* _Требования к упражнению_:
1. Какую реальность монизм считает единственно возможной согласно тексту о Бердяеве?
2. Перечислите все позиции, с которых, согласно тексту о Бердяеве, можно рассматривать отношения между духовным и материальным миром.

----- Текст упражнения

Для Бердяева, человек, пришедший к религии, понимает, что живет на границе двух царств – природного царства, где господствует необходимость, где все подчиняется законам, и царства духа, где господствует свобода. Отношения между духовным и материальным миром, между царством свободы и царством необходимости, могут быть рассмотрены по-разному: с позиций дуализма, монизма и символизма. Дуализм удваивает реальность, помещает Бога вне материального мира и отрицает их взаимосвязь. Монизм рассматривает реальность природного мира как единственно возможную. В обеих этих концепциях никаких связей между двумя мирами нет. Символизм же показывает такую связь, показывает, что реальность духовного мира может найти свое выражение в символах. Символы – отражение высшего мира, когда мы можем почувствовать, ощутить за реальностью вещей, предметов вокруг нас нечто бо́льшее, что через них проявляется, подает нам знаки. В символизме Бердяев видел ключ, с помощью которого человек может открыть первые ворота своей тюрьмы в мире необходимости. Конечно, есть и другие ворота и запоры, некоторые могут быть открыты только извне, но без понимания того, что человек не сводится к природному началу, что сама природа имеет духовную «подкладку», освободиться невозможно: если верить, что наша жизнь – лищь процессы обмена веществ со средой, то такой она и станет.

----------
----- Исходные данные

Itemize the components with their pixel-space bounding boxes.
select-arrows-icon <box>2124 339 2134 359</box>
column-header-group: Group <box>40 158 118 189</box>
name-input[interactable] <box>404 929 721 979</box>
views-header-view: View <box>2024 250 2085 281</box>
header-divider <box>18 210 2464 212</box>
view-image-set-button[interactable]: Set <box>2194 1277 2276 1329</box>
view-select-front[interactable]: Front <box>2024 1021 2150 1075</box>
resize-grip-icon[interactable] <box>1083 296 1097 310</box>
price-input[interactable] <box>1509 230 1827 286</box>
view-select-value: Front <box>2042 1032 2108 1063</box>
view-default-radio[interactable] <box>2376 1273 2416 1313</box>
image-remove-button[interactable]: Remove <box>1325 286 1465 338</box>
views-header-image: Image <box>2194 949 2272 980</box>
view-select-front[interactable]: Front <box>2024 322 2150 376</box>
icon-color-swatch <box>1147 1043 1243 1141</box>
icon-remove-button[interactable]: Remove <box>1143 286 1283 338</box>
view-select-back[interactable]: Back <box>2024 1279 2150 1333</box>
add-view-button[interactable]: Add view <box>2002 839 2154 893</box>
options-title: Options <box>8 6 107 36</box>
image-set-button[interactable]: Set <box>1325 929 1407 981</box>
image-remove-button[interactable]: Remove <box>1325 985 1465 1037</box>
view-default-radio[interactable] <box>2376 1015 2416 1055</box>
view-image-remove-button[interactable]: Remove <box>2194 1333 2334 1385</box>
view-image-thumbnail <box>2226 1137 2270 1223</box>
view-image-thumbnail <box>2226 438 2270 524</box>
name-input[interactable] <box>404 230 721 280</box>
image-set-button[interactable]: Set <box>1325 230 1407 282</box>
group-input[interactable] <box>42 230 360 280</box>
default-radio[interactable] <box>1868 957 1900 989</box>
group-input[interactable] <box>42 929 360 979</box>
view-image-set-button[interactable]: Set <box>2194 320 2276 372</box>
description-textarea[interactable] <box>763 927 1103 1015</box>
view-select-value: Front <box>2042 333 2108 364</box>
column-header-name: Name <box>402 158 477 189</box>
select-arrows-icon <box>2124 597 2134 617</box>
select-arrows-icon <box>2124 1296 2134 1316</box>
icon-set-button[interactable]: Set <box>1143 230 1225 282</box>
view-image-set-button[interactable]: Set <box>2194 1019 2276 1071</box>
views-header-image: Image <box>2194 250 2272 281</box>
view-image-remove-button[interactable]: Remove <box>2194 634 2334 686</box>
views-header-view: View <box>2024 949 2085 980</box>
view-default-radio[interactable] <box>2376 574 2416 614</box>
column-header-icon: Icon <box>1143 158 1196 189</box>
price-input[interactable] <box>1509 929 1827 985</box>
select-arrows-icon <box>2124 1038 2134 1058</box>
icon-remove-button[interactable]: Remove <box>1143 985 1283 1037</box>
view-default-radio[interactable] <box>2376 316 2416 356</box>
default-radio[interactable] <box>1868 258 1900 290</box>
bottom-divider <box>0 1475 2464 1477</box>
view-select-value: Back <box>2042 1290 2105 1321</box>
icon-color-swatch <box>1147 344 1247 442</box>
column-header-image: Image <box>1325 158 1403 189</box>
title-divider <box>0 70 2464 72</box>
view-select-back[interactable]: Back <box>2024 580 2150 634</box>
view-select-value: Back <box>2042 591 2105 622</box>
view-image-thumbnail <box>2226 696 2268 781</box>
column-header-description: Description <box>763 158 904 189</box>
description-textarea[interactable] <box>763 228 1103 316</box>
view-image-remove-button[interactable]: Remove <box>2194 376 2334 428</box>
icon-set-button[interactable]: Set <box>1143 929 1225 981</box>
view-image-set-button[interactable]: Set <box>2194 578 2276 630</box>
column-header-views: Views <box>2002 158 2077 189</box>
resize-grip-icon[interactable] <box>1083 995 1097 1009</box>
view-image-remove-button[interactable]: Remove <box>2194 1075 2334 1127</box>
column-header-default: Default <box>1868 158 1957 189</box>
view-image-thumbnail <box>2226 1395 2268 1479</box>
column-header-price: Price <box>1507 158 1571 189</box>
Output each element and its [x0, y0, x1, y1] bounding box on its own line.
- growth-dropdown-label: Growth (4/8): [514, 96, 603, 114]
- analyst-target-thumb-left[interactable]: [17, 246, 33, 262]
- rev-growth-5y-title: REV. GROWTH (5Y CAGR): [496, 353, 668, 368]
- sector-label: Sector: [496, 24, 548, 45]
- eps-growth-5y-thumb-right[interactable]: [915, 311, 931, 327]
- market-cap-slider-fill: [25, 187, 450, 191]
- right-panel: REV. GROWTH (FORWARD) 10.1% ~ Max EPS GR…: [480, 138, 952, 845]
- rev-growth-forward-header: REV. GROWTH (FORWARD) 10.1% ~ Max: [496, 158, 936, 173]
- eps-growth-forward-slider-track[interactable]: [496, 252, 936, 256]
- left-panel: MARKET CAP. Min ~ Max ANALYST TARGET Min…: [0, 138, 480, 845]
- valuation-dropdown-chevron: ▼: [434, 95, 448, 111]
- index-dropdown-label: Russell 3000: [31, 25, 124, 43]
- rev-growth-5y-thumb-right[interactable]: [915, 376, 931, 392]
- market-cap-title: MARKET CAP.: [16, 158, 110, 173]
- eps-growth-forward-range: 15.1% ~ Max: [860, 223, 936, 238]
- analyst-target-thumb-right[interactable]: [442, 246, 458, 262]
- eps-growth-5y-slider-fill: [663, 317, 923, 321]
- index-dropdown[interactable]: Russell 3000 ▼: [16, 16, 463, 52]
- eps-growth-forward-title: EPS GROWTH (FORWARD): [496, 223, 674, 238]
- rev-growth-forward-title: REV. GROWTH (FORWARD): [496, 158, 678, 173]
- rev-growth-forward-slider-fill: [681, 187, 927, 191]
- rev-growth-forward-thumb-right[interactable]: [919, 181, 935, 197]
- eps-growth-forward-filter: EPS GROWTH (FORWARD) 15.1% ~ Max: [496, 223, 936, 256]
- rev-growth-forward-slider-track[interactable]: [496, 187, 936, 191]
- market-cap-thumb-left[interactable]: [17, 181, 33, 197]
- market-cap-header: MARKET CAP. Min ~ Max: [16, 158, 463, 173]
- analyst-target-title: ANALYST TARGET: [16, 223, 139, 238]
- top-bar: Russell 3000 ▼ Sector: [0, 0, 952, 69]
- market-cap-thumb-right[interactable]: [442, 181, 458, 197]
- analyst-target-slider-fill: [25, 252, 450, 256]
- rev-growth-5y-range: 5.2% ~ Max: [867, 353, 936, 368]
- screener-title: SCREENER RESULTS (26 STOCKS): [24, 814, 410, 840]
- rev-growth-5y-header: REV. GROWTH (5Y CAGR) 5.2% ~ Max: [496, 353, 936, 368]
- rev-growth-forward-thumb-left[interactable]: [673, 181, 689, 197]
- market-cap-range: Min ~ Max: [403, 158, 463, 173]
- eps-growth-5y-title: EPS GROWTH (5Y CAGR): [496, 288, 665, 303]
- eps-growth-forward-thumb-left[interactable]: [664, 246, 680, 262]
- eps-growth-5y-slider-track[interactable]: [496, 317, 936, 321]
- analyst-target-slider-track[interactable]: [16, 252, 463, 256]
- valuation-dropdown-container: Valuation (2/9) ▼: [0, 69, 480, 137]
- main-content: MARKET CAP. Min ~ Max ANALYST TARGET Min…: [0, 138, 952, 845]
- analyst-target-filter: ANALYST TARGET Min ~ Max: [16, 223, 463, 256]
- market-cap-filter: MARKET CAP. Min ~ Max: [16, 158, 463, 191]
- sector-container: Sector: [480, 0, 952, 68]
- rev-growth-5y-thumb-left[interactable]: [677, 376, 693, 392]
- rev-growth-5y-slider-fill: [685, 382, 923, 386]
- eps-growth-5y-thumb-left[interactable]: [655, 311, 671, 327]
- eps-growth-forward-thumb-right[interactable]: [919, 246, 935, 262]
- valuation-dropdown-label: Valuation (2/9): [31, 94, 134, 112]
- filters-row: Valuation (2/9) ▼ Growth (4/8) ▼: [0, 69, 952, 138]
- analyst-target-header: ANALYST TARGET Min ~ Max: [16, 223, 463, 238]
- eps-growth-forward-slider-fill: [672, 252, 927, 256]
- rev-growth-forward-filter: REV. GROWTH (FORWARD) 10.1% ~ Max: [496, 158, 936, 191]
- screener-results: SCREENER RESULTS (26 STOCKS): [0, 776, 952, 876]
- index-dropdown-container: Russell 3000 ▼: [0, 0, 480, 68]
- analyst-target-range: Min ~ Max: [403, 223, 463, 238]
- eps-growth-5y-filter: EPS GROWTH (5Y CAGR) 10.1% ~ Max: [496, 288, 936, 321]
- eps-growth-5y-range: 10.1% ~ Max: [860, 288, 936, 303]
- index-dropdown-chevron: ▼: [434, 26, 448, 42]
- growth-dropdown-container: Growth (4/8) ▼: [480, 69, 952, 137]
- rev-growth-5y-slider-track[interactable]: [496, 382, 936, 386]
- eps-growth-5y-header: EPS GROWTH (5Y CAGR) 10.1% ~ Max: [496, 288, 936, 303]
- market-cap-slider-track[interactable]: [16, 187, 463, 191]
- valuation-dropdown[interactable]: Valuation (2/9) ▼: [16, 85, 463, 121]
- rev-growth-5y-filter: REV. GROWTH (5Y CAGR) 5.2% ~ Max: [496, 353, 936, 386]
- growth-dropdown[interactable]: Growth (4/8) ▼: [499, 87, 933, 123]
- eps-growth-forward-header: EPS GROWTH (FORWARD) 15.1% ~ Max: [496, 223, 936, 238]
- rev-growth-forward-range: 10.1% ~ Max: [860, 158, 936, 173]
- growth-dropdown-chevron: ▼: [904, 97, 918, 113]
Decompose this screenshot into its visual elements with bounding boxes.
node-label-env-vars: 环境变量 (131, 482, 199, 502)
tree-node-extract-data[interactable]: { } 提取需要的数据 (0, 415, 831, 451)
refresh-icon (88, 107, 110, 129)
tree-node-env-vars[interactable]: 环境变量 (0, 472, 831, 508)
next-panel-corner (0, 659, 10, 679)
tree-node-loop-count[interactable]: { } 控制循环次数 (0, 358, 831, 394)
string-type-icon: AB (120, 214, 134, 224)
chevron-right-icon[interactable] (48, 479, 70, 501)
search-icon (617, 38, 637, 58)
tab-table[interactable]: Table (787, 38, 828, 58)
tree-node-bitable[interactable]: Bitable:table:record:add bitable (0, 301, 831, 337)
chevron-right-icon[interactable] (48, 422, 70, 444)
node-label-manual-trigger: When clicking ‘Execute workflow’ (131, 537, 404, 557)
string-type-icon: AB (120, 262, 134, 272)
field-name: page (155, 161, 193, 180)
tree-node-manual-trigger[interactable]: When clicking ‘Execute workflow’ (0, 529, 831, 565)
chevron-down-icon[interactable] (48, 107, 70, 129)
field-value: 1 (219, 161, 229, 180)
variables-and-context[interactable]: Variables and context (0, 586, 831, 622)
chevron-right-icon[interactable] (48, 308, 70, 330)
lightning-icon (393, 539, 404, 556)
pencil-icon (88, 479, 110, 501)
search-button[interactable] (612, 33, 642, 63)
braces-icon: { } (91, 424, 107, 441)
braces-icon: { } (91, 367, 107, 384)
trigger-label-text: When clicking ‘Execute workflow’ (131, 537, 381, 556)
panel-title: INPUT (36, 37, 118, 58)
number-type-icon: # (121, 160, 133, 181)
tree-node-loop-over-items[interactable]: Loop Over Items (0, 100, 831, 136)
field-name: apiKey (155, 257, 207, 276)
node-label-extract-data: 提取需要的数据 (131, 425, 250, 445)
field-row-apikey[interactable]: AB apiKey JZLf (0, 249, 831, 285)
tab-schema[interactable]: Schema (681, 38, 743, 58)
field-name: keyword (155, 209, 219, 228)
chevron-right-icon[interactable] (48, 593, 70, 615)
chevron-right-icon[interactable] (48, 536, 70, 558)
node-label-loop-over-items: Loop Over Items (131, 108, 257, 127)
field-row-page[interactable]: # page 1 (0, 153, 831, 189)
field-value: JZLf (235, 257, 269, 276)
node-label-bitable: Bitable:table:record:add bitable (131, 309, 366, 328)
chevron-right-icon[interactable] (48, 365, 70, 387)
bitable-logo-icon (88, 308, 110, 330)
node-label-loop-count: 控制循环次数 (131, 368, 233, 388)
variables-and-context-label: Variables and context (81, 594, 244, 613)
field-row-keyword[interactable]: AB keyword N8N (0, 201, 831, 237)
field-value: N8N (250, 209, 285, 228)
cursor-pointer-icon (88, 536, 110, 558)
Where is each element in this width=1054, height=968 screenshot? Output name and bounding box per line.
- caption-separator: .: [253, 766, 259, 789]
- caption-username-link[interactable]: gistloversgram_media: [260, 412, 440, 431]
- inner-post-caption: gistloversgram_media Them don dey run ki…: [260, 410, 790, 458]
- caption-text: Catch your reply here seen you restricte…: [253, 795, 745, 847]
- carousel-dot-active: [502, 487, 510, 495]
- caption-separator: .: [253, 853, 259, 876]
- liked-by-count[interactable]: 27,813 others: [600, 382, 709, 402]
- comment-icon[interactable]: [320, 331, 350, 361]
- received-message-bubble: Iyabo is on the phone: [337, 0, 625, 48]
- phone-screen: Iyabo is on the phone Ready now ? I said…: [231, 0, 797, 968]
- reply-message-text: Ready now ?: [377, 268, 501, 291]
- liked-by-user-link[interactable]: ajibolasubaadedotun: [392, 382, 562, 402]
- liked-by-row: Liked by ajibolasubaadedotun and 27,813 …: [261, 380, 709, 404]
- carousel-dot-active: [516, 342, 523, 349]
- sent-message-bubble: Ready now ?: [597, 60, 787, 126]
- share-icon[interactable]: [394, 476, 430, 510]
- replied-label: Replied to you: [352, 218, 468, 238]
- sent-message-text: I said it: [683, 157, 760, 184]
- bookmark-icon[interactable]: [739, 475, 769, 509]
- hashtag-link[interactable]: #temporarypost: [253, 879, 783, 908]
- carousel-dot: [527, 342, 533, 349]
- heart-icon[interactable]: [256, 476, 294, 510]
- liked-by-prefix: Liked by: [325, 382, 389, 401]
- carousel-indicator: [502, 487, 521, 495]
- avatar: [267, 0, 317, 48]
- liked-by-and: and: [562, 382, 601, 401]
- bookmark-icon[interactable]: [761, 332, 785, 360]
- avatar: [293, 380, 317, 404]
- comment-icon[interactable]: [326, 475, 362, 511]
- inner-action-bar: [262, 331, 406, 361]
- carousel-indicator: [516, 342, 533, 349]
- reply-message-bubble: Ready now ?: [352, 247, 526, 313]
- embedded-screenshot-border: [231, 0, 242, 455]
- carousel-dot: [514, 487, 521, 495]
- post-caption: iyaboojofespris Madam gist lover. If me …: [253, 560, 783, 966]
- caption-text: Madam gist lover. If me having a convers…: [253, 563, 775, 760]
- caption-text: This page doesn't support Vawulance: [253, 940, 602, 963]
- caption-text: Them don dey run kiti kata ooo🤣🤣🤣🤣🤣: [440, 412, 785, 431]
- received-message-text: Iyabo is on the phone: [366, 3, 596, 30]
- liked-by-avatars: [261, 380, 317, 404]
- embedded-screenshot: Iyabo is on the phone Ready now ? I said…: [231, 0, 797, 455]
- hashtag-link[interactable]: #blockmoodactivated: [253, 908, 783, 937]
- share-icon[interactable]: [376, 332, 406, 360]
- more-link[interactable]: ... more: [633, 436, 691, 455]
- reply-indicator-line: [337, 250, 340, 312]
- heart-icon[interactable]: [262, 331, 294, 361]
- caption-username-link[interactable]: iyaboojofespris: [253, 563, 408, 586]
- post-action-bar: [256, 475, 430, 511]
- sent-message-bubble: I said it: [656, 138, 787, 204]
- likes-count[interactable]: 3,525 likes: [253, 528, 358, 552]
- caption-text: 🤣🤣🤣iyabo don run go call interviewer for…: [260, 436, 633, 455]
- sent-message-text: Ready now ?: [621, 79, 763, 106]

----------

* _Ответы к заданиям_:
1. Реальность природного мира.

2. Дуализм, монизм, символизм.